◆ Extracted data entries ◆

· · · ·

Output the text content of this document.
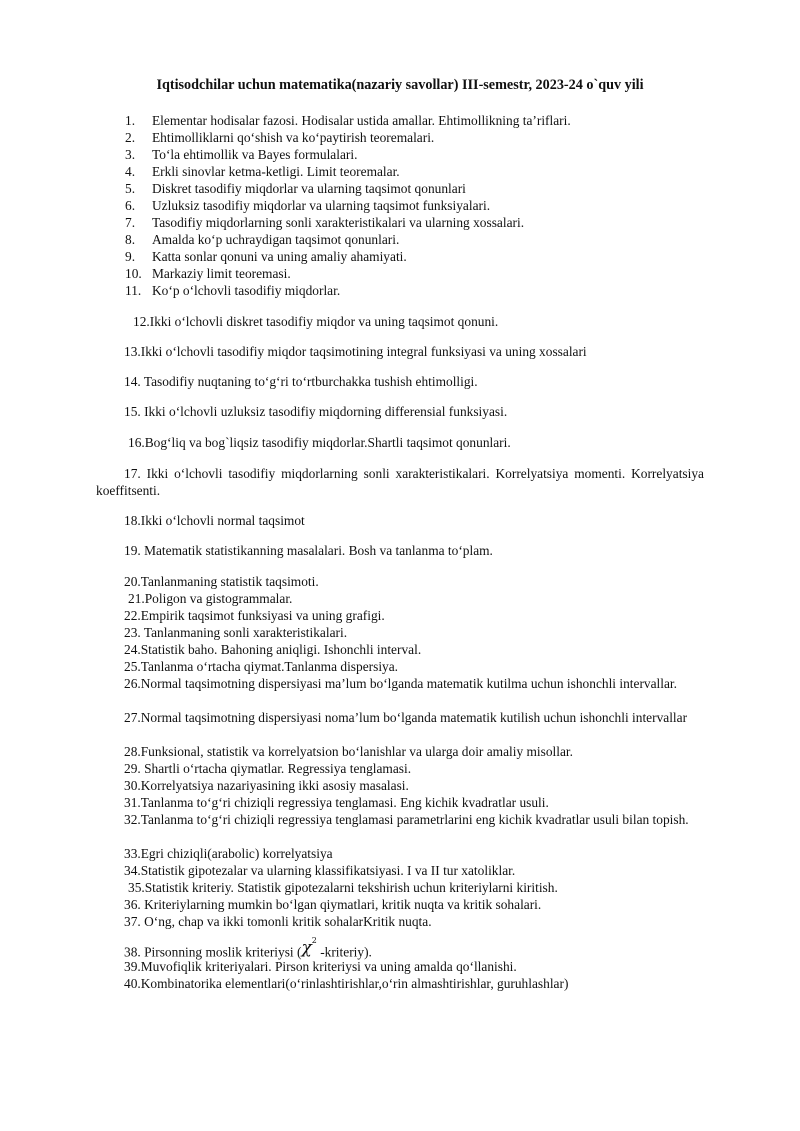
Iqtisodchilar uchun matematika(nazariy savollar) III-semestr, 2023-24 o`quv yili
1. Elementar hodisalar fazosi. Hodisalar ustida amallar. Ehtimollikning ta’riflari.
2. Ehtimolliklarni qo‘shish va ko‘paytirish teoremalari.
3. To‘la ehtimollik va Bayes formulalari.
4. Erkli sinovlar ketma-ketligi. Limit teoremalar.
5. Diskret tasodifiy miqdorlar va ularning taqsimot qonunlari
6. Uzluksiz tasodifiy miqdorlar va ularning taqsimot funksiyalari.
7. Tasodifiy miqdorlarning sonli xarakteristikalari va ularning xossalari.
8. Amalda ko‘p uchraydigan taqsimot qonunlari.
9. Katta sonlar qonuni va uning amaliy ahamiyati.
10. Markaziy limit teoremasi.
11. Ko‘p o‘lchovli tasodifiy miqdorlar.
12.Ikki o‘lchovli diskret tasodifiy miqdor va uning taqsimot qonuni.
13.Ikki o‘lchovli tasodifiy miqdor taqsimotining integral funksiyasi va uning xossalari
14. Tasodifiy nuqtaning to‘g‘ri to‘rtburchakka tushish ehtimolligi.
15. Ikki o‘lchovli uzluksiz tasodifiy miqdorning differensial funksiyasi.
16.Bog‘liq va bog`liqsiz tasodifiy miqdorlar.Shartli taqsimot qonunlari.
17. Ikki o‘lchovli tasodifiy miqdorlarning sonli xarakteristikalari. Korrelyatsiya momenti. Korrelyatsiya koeffitsenti.
18.Ikki o‘lchovli normal taqsimot
19. Matematik statistikanning masalalari. Bosh va tanlanma to‘plam.
20.Tanlanmaning statistik taqsimoti.
21.Poligon va gistogrammalar.
22.Empirik taqsimot funksiyasi va uning grafigi.
23. Tanlanmaning sonli xarakteristikalari.
24.Statistik baho. Bahoning aniqligi. Ishonchli interval.
25.Tanlanma o‘rtacha qiymat.Tanlanma dispersiya.
26.Normal taqsimotning dispersiyasi ma’lum bo‘lganda matematik kutilma uchun ishonchli intervallar.
27.Normal taqsimotning dispersiyasi noma’lum bo‘lganda matematik kutilish uchun ishonchli intervallar
28.Funksional, statistik va korrelyatsion bo‘lanishlar va ularga doir amaliy misollar.
29. Shartli o‘rtacha qiymatlar. Regressiya tenglamasi.
30.Korrelyatsiya nazariyasining ikki asosiy masalasi.
31.Tanlanma to‘g‘ri chiziqli regressiya tenglamasi. Eng kichik kvadratlar usuli.
32.Tanlanma to‘g‘ri chiziqli regressiya tenglamasi parametrlarini eng kichik kvadratlar usuli bilan topish.
33.Egri chiziqli(arabolic) korrelyatsiya
34.Statistik gipotezalar va ularning klassifikatsiyasi. I va II tur xatoliklar.
35.Statistik kriteriy. Statistik gipotezalarni tekshirish uchun kriteriylarni kiritish.
36. Kriteriylarning mumkin bo‘lgan qiymatlari, kritik nuqta va kritik sohalari.
37. O‘ng, chap va ikki tomonli kritik sohalarKritik nuqta.
38. Pirsonning moslik kriteriysi ($\chi^2$ -kriteriy).
39.Muvofiqlik kriteriyalari. Pirson kriteriysi va uning amalda qo‘llanishi.
40.Kombinatorika elementlari(o‘rinlashtirishlar,o‘rin almashtirishlar, guruhlashlar)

· · · ·

◆ Requirements ◆
All of the entries need to be transcribed word for word; pictures are left out.

◆ Solution to this problem ◆
Output the text content of this document.
Iqtisodchilar uchun matematika(nazariy savollar) III-semestr, 2023-24 o`quv yili
1. Elementar hodisalar fazosi. Hodisalar ustida amallar. Ehtimollikning ta’riflari.
2. Ehtimolliklarni qo‘shish va ko‘paytirish teoremalari.
3. To‘la ehtimollik va Bayes formulalari.
4. Erkli sinovlar ketma-ketligi. Limit teoremalar.
5. Diskret tasodifiy miqdorlar va ularning taqsimot qonunlari
6. Uzluksiz tasodifiy miqdorlar va ularning taqsimot funksiyalari.
7. Tasodifiy miqdorlarning sonli xarakteristikalari va ularning xossalari.
8. Amalda ko‘p uchraydigan taqsimot qonunlari.
9. Katta sonlar qonuni va uning amaliy ahamiyati.
10. Markaziy limit teoremasi.
11. Ko‘p o‘lchovli tasodifiy miqdorlar.
12.Ikki o‘lchovli diskret tasodifiy miqdor va uning taqsimot qonuni.
13.Ikki o‘lchovli tasodifiy miqdor taqsimotining integral funksiyasi va uning xossalari
14. Tasodifiy nuqtaning to‘g‘ri to‘rtburchakka tushish ehtimolligi.
15. Ikki o‘lchovli uzluksiz tasodifiy miqdorning differensial funksiyasi.
16.Bog‘liq va bog`liqsiz tasodifiy miqdorlar.Shartli taqsimot qonunlari.
17. Ikki o‘lchovli tasodifiy miqdorlarning sonli xarakteristikalari. Korrelyatsiya momenti. Korrelyatsiya koeffitsenti.
18.Ikki o‘lchovli normal taqsimot
19. Matematik statistikanning masalalari. Bosh va tanlanma to‘plam.
20.Tanlanmaning statistik taqsimoti.
21.Poligon va gistogrammalar.
22.Empirik taqsimot funksiyasi va uning grafigi.
23. Tanlanmaning sonli xarakteristikalari.
24.Statistik baho. Bahoning aniqligi. Ishonchli interval.
25.Tanlanma o‘rtacha qiymat.Tanlanma dispersiya.
26.Normal taqsimotning dispersiyasi ma’lum bo‘lganda matematik kutilma uchun ishonchli intervallar.
27.Normal taqsimotning dispersiyasi noma’lum bo‘lganda matematik kutilish uchun ishonchli intervallar
28.Funksional, statistik va korrelyatsion bo‘lanishlar va ularga doir amaliy misollar.
29. Shartli o‘rtacha qiymatlar. Regressiya tenglamasi.
30.Korrelyatsiya nazariyasining ikki asosiy masalasi.
31.Tanlanma to‘g‘ri chiziqli regressiya tenglamasi. Eng kichik kvadratlar usuli.
32.Tanlanma to‘g‘ri chiziqli regressiya tenglamasi parametrlarini eng kichik kvadratlar usuli bilan topish.
33.Egri chiziqli(arabolic) korrelyatsiya
34.Statistik gipotezalar va ularning klassifikatsiyasi. I va II tur xatoliklar.
35.Statistik kriteriy. Statistik gipotezalarni tekshirish uchun kriteriylarni kiritish.
36. Kriteriylarning mumkin bo‘lgan qiymatlari, kritik nuqta va kritik sohalari.
37. O‘ng, chap va ikki tomonli kritik sohalarKritik nuqta.
38. Pirsonning moslik kriteriysi ($\chi^2$ -kriteriy).
39.Muvofiqlik kriteriyalari. Pirson kriteriysi va uning amalda qo‘llanishi.
40.Kombinatorika elementlari(o‘rinlashtirishlar,o‘rin almashtirishlar, guruhlashlar)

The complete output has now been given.